* **What this task involves**: Copy all lines in which the word "ylabel" can be found.

* **Material provided**:
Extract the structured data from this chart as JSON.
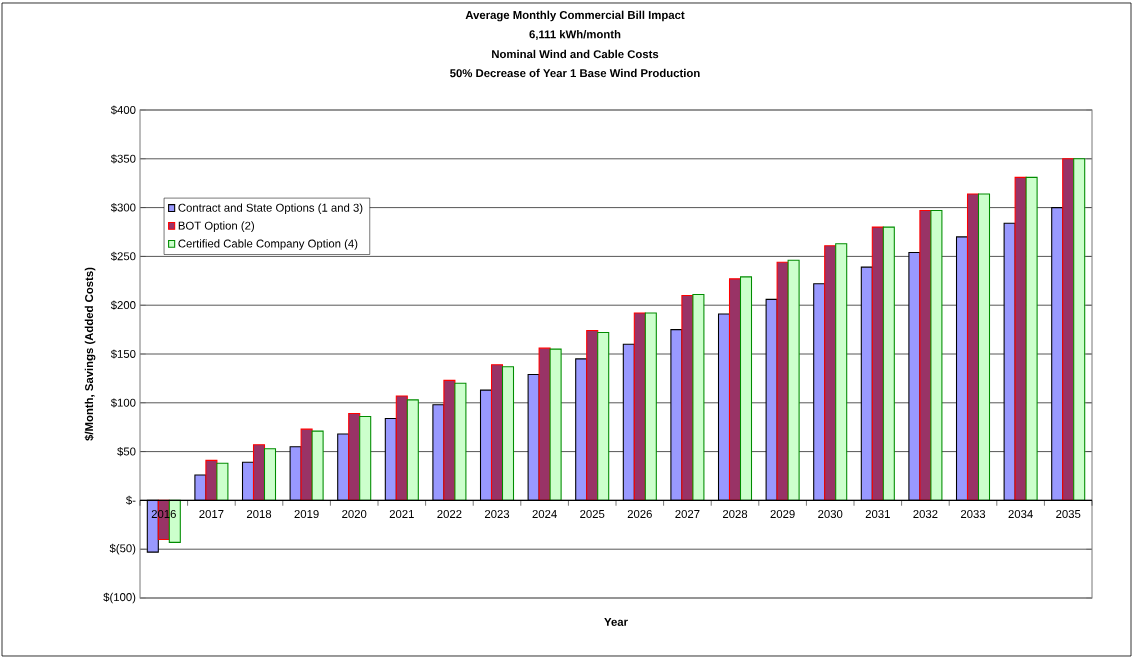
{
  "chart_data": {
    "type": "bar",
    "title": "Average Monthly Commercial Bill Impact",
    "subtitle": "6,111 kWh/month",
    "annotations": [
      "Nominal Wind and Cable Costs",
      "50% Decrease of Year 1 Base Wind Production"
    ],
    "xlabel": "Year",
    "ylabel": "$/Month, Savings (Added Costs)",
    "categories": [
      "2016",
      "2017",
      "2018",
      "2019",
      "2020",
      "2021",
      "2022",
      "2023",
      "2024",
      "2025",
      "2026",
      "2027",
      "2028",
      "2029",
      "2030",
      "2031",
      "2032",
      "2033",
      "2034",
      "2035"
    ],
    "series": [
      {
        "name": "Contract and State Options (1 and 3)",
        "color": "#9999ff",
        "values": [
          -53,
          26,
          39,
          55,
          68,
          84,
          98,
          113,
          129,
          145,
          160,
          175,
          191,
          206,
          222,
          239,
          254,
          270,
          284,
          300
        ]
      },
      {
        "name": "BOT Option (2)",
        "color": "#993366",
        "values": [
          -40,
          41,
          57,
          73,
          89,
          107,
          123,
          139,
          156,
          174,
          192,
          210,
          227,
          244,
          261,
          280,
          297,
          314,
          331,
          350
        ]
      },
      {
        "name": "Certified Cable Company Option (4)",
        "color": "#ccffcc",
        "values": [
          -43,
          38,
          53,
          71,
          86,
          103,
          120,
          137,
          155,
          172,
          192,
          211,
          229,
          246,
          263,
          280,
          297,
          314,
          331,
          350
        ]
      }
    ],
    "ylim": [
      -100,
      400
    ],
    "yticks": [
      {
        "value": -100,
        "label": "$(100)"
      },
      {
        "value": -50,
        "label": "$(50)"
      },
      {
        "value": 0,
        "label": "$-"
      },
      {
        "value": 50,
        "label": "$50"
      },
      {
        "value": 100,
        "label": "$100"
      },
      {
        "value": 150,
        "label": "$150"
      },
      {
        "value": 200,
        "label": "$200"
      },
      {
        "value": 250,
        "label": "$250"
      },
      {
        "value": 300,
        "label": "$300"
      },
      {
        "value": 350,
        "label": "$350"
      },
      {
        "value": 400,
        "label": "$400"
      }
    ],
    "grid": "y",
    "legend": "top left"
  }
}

==

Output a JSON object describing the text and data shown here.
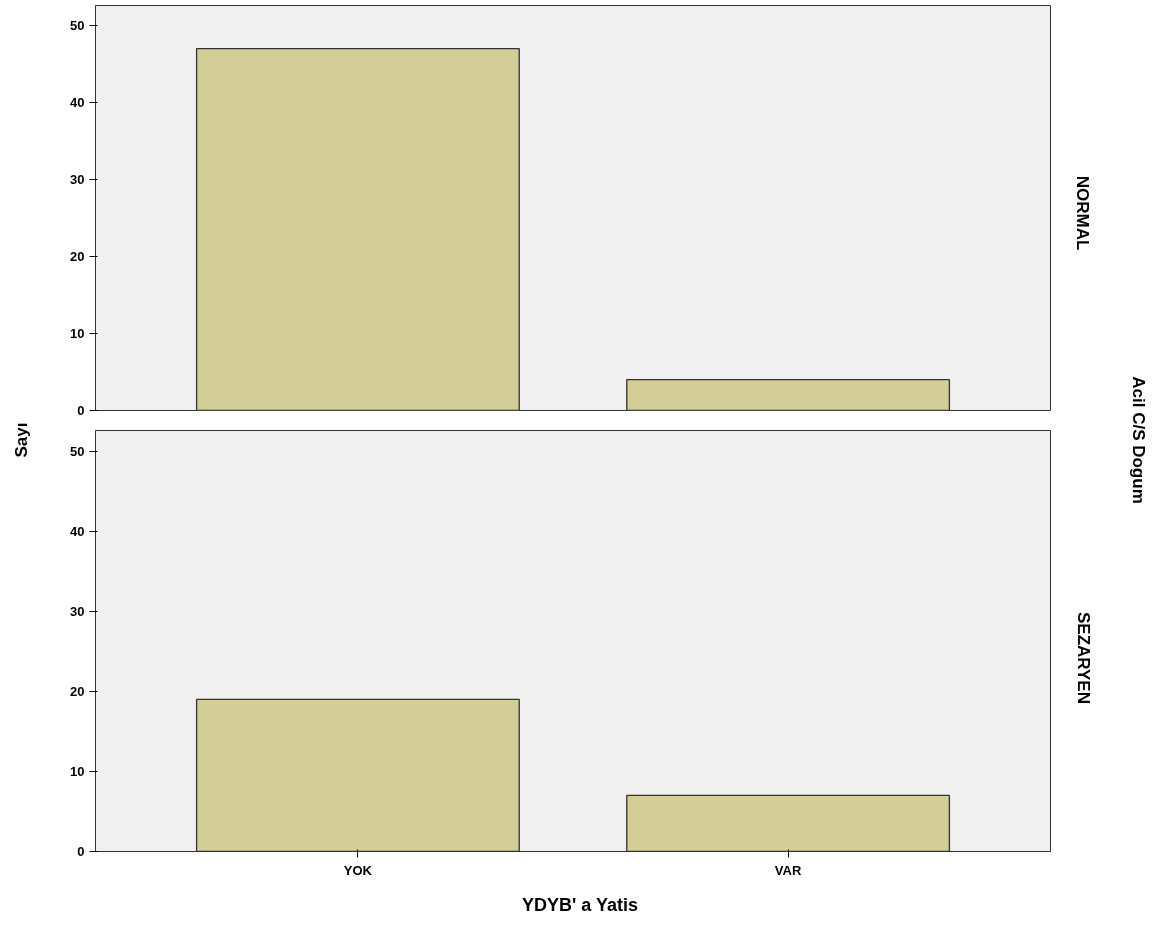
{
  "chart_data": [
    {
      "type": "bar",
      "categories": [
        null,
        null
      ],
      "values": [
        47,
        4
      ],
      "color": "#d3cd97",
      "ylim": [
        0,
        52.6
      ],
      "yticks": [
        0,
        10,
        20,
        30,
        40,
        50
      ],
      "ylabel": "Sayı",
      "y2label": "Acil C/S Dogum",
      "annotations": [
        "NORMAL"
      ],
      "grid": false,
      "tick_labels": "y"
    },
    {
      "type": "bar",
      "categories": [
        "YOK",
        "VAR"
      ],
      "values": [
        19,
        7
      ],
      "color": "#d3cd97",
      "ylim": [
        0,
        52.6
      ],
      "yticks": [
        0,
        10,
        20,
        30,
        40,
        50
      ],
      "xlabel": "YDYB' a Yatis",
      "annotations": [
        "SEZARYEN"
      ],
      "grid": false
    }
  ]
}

* **Correct result**:
    "ylabel": "$/Month, Savings (Added Costs)",
      "ylabel": "Sayı",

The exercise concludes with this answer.